◆ WHAT IS REQUIRED: The reply should contain all of the data below, word for word.

◆ RECORDED INFORMATION:
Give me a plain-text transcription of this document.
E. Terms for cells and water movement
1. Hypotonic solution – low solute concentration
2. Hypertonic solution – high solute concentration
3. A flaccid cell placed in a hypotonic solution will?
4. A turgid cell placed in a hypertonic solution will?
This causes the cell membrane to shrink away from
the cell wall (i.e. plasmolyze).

◆ THE COMPLETED TASK:
Give me a plain-text transcription of this document.
E. Terms for cells and water movement
1. Hypotonic solution – low solute concentration
2. Hypertonic solution – high solute concentration
3. A flaccid cell placed in a hypotonic solution will?
4. A turgid cell placed in a hypertonic solution will?
This causes the cell membrane to shrink away from
the cell wall (i.e. plasmolyze).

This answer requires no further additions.